--- Problem statement ---
Copy out every record precisely.

start Dataset entries

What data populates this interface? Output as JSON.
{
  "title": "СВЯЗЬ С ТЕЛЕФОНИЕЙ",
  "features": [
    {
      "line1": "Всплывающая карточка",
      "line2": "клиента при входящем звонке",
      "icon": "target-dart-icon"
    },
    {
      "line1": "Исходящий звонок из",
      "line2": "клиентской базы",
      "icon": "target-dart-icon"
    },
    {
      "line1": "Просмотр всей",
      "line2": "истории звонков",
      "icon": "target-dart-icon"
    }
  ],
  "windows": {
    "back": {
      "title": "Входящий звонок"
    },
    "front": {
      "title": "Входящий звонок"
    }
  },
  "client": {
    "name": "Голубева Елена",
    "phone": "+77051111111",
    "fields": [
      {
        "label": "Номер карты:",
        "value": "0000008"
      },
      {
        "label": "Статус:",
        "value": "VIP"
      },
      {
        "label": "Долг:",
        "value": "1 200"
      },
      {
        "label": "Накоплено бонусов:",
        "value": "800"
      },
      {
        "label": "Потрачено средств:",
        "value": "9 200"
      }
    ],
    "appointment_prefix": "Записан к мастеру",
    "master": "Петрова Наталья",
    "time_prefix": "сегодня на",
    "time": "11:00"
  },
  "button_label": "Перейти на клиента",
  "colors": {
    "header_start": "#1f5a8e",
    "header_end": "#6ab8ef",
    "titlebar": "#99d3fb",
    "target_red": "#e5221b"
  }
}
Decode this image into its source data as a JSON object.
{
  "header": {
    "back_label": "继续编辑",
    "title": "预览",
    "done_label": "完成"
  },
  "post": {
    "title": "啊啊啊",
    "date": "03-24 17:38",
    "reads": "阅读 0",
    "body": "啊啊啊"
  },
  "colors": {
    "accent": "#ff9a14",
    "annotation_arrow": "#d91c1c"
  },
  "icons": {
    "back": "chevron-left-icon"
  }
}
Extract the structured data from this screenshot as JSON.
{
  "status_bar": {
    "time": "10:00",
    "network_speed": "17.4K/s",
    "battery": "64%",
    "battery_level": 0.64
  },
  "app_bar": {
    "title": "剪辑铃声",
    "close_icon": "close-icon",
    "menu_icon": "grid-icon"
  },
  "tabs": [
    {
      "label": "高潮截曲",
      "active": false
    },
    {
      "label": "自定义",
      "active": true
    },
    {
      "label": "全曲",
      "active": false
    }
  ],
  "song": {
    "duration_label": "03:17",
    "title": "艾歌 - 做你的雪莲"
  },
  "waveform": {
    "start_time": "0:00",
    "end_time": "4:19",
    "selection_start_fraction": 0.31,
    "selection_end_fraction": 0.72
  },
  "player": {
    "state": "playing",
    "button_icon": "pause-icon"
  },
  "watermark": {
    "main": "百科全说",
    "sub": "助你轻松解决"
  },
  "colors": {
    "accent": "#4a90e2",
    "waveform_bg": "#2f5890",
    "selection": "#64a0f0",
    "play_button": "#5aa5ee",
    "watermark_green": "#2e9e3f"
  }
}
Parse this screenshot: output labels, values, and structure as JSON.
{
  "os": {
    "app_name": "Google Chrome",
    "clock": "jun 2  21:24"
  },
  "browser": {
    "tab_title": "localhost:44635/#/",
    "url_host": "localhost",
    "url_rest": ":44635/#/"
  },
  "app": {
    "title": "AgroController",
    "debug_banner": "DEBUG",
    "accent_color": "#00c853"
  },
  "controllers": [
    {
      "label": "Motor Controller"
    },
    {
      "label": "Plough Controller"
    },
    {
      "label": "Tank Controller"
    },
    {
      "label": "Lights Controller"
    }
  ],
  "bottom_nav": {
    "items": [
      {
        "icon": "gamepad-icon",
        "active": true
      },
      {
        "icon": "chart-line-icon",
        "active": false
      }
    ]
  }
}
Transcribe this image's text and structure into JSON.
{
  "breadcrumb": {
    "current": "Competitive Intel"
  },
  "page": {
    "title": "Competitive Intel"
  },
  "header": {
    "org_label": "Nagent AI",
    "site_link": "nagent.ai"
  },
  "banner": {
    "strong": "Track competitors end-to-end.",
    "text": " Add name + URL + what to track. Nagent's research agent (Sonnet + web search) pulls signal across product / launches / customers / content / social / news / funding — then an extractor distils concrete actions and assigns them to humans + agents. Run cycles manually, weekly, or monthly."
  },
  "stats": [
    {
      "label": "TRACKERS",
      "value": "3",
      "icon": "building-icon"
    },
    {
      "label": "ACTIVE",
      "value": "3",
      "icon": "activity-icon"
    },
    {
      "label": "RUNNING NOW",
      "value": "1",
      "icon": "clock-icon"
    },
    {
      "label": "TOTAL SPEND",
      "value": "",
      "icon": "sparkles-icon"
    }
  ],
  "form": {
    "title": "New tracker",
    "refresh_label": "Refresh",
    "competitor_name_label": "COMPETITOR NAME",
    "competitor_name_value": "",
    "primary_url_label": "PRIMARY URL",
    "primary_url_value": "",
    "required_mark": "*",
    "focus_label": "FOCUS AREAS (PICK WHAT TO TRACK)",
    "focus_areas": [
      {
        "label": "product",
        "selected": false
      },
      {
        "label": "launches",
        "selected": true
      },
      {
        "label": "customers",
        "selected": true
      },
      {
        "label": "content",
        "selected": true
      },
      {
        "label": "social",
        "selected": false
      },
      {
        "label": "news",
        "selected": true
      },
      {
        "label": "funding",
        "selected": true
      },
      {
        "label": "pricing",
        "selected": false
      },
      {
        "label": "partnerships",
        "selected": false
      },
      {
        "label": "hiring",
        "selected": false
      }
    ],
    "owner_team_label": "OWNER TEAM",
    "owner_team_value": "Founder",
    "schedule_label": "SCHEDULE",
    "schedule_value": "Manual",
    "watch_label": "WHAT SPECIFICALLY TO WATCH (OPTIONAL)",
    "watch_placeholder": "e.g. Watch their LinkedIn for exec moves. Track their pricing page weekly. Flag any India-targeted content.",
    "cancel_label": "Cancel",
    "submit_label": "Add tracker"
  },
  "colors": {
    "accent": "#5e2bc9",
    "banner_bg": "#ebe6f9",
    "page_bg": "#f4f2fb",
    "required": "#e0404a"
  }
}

end Dataset entries

--- Worked answer ---
What data populates this interface? Output as JSON.
{
  "title": "СВЯЗЬ С ТЕЛЕФОНИЕЙ",
  "features": [
    {
      "line1": "Всплывающая карточка",
      "line2": "клиента при входящем звонке",
      "icon": "target-dart-icon"
    },
    {
      "line1": "Исходящий звонок из",
      "line2": "клиентской базы",
      "icon": "target-dart-icon"
    },
    {
      "line1": "Просмотр всей",
      "line2": "истории звонков",
      "icon": "target-dart-icon"
    }
  ],
  "windows": {
    "back": {
      "title": "Входящий звонок"
    },
    "front": {
      "title": "Входящий звонок"
    }
  },
  "client": {
    "name": "Голубева Елена",
    "phone": "+77051111111",
    "fields": [
      {
        "label": "Номер карты:",
        "value": "0000008"
      },
      {
        "label": "Статус:",
        "value": "VIP"
      },
      {
        "label": "Долг:",
        "value": "1 200"
      },
      {
        "label": "Накоплено бонусов:",
        "value": "800"
      },
      {
        "label": "Потрачено средств:",
        "value": "9 200"
      }
    ],
    "appointment_prefix": "Записан к мастеру",
    "master": "Петрова Наталья",
    "time_prefix": "сегодня на",
    "time": "11:00"
  },
  "button_label": "Перейти на клиента",
  "colors": {
    "header_start": "#1f5a8e",
    "header_end": "#6ab8ef",
    "titlebar": "#99d3fb",
    "target_red": "#e5221b"
  }
}
Decode this image into its source data as a JSON object.
{
  "header": {
    "back_label": "继续编辑",
    "title": "预览",
    "done_label": "完成"
  },
  "post": {
    "title": "啊啊啊",
    "date": "03-24 17:38",
    "reads": "阅读 0",
    "body": "啊啊啊"
  },
  "colors": {
    "accent": "#ff9a14",
    "annotation_arrow": "#d91c1c"
  },
  "icons": {
    "back": "chevron-left-icon"
  }
}
Extract the structured data from this screenshot as JSON.
{
  "status_bar": {
    "time": "10:00",
    "network_speed": "17.4K/s",
    "battery": "64%",
    "battery_level": 0.64
  },
  "app_bar": {
    "title": "剪辑铃声",
    "close_icon": "close-icon",
    "menu_icon": "grid-icon"
  },
  "tabs": [
    {
      "label": "高潮截曲",
      "active": false
    },
    {
      "label": "自定义",
      "active": true
    },
    {
      "label": "全曲",
      "active": false
    }
  ],
  "song": {
    "duration_label": "03:17",
    "title": "艾歌 - 做你的雪莲"
  },
  "waveform": {
    "start_time": "0:00",
    "end_time": "4:19",
    "selection_start_fraction": 0.31,
    "selection_end_fraction": 0.72
  },
  "player": {
    "state": "playing",
    "button_icon": "pause-icon"
  },
  "watermark": {
    "main": "百科全说",
    "sub": "助你轻松解决"
  },
  "colors": {
    "accent": "#4a90e2",
    "waveform_bg": "#2f5890",
    "selection": "#64a0f0",
    "play_button": "#5aa5ee",
    "watermark_green": "#2e9e3f"
  }
}
Parse this screenshot: output labels, values, and structure as JSON.
{
  "os": {
    "app_name": "Google Chrome",
    "clock": "jun 2  21:24"
  },
  "browser": {
    "tab_title": "localhost:44635/#/",
    "url_host": "localhost",
    "url_rest": ":44635/#/"
  },
  "app": {
    "title": "AgroController",
    "debug_banner": "DEBUG",
    "accent_color": "#00c853"
  },
  "controllers": [
    {
      "label": "Motor Controller"
    },
    {
      "label": "Plough Controller"
    },
    {
      "label": "Tank Controller"
    },
    {
      "label": "Lights Controller"
    }
  ],
  "bottom_nav": {
    "items": [
      {
        "icon": "gamepad-icon",
        "active": true
      },
      {
        "icon": "chart-line-icon",
        "active": false
      }
    ]
  }
}
Transcribe this image's text and structure into JSON.
{
  "breadcrumb": {
    "current": "Competitive Intel"
  },
  "page": {
    "title": "Competitive Intel"
  },
  "header": {
    "org_label": "Nagent AI",
    "site_link": "nagent.ai"
  },
  "banner": {
    "strong": "Track competitors end-to-end.",
    "text": " Add name + URL + what to track. Nagent's research agent (Sonnet + web search) pulls signal across product / launches / customers / content / social / news / funding — then an extractor distils concrete actions and assigns them to humans + agents. Run cycles manually, weekly, or monthly."
  },
  "stats": [
    {
      "label": "TRACKERS",
      "value": "3",
      "icon": "building-icon"
    },
    {
      "label": "ACTIVE",
      "value": "3",
      "icon": "activity-icon"
    },
    {
      "label": "RUNNING NOW",
      "value": "1",
      "icon": "clock-icon"
    },
    {
      "label": "TOTAL SPEND",
      "value": "",
      "icon": "sparkles-icon"
    }
  ],
  "form": {
    "title": "New tracker",
    "refresh_label": "Refresh",
    "competitor_name_label": "COMPETITOR NAME",
    "competitor_name_value": "",
    "primary_url_label": "PRIMARY URL",
    "primary_url_value": "",
    "required_mark": "*",
    "focus_label": "FOCUS AREAS (PICK WHAT TO TRACK)",
    "focus_areas": [
      {
        "label": "product",
        "selected": false
      },
      {
        "label": "launches",
        "selected": true
      },
      {
        "label": "customers",
        "selected": true
      },
      {
        "label": "content",
        "selected": true
      },
      {
        "label": "social",
        "selected": false
      },
      {
        "label": "news",
        "selected": true
      },
      {
        "label": "funding",
        "selected": true
      },
      {
        "label": "pricing",
        "selected": false
      },
      {
        "label": "partnerships",
        "selected": false
      },
      {
        "label": "hiring",
        "selected": false
      }
    ],
    "owner_team_label": "OWNER TEAM",
    "owner_team_value": "Founder",
    "schedule_label": "SCHEDULE",
    "schedule_value": "Manual",
    "watch_label": "WHAT SPECIFICALLY TO WATCH (OPTIONAL)",
    "watch_placeholder": "e.g. Watch their LinkedIn for exec moves. Track their pricing page weekly. Flag any India-targeted content.",
    "cancel_label": "Cancel",
    "submit_label": "Add tracker"
  },
  "colors": {
    "accent": "#5e2bc9",
    "banner_bg": "#ebe6f9",
    "page_bg": "#f4f2fb",
    "required": "#e0404a"
  }
}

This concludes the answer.